* **Exercise description**
Leave out the pictures and return every entry exactly as it appears.

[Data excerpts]
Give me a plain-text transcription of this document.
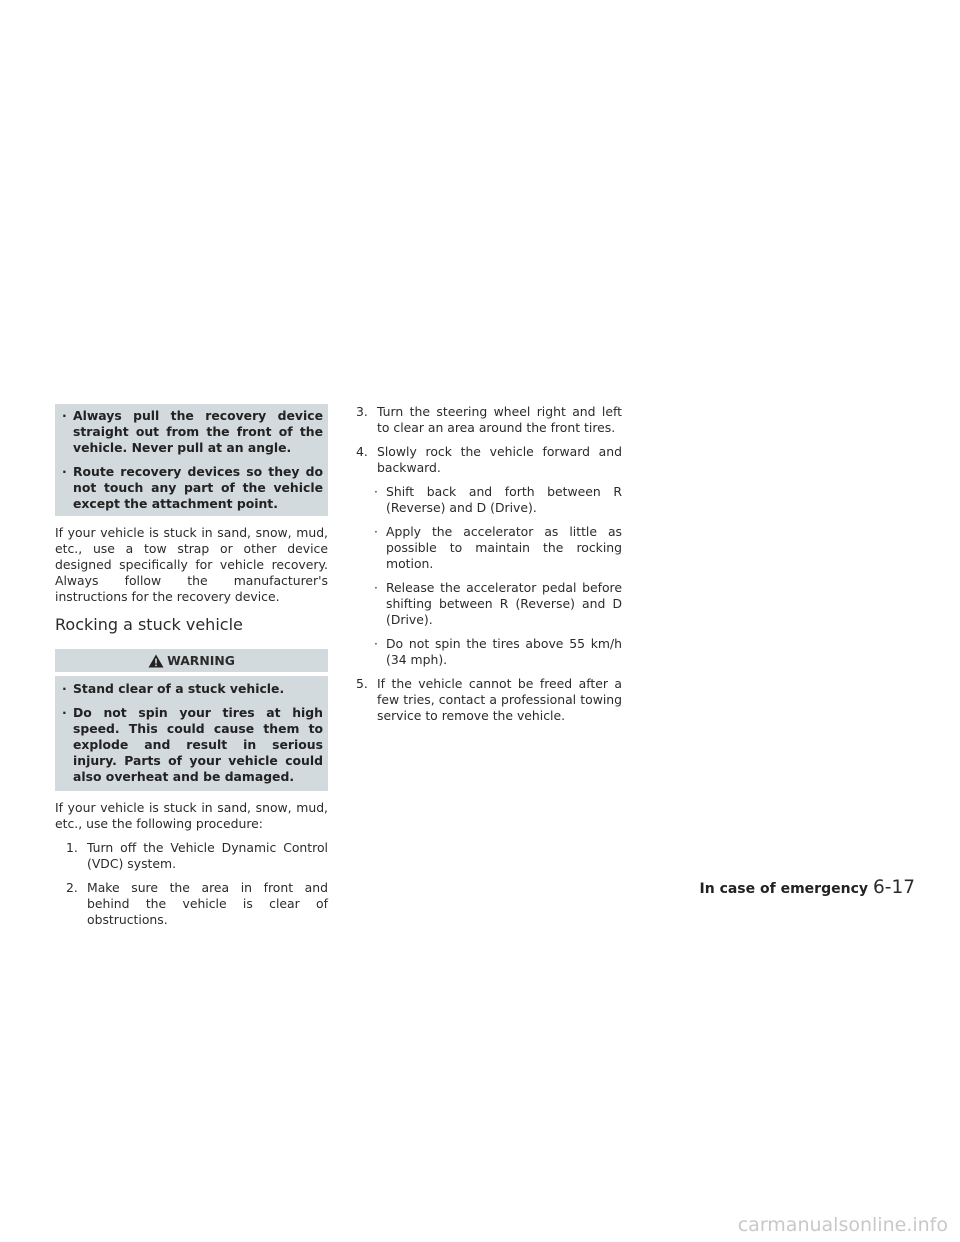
· Always pull the recovery device straight out from the front of the vehicle. Never pull at an angle.
· Route recovery devices so they do not touch any part of the vehicle except the attachment point.
If your vehicle is stuck in sand, snow, mud, etc., use a tow strap or other device designed specifically for vehicle recovery. Always follow the manufacturer's instructions for the recovery device.
Rocking a stuck vehicle
WARNING
· Stand clear of a stuck vehicle.
· Do not spin your tires at high speed. This could cause them to explode and result in serious injury. Parts of your vehicle could also overheat and be damaged.
If your vehicle is stuck in sand, snow, mud, etc., use the following procedure:
1. Turn off the Vehicle Dynamic Control (VDC) system.
2. Make sure the area in front and behind the vehicle is clear of obstructions.
3. Turn the steering wheel right and left to clear an area around the front tires.
4. Slowly rock the vehicle forward and backward.
· Shift back and forth between R (Reverse) and D (Drive).
· Apply the accelerator as little as possible to maintain the rocking motion.
· Release the accelerator pedal before shifting between R (Reverse) and D (Drive).
· Do not spin the tires above 55 km/h (34 mph).
5. If the vehicle cannot be freed after a few tries, contact a professional towing service to remove the vehicle.
In case of emergency 6-17
carmanualsonline.info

* **Solution**
Give me a plain-text transcription of this document.
· Always pull the recovery device straight out from the front of the vehicle. Never pull at an angle.
· Route recovery devices so they do not touch any part of the vehicle except the attachment point.
If your vehicle is stuck in sand, snow, mud, etc., use a tow strap or other device designed specifically for vehicle recovery. Always follow the manufacturer's instructions for the recovery device.
Rocking a stuck vehicle
WARNING
· Stand clear of a stuck vehicle.
· Do not spin your tires at high speed. This could cause them to explode and result in serious injury. Parts of your vehicle could also overheat and be damaged.
If your vehicle is stuck in sand, snow, mud, etc., use the following procedure:
1. Turn off the Vehicle Dynamic Control (VDC) system.
2. Make sure the area in front and behind the vehicle is clear of obstructions.
3. Turn the steering wheel right and left to clear an area around the front tires.
4. Slowly rock the vehicle forward and backward.
· Shift back and forth between R (Reverse) and D (Drive).
· Apply the accelerator as little as possible to maintain the rocking motion.
· Release the accelerator pedal before shifting between R (Reverse) and D (Drive).
· Do not spin the tires above 55 km/h (34 mph).
5. If the vehicle cannot be freed after a few tries, contact a professional towing service to remove the vehicle.
In case of emergency 6-17
carmanualsonline.info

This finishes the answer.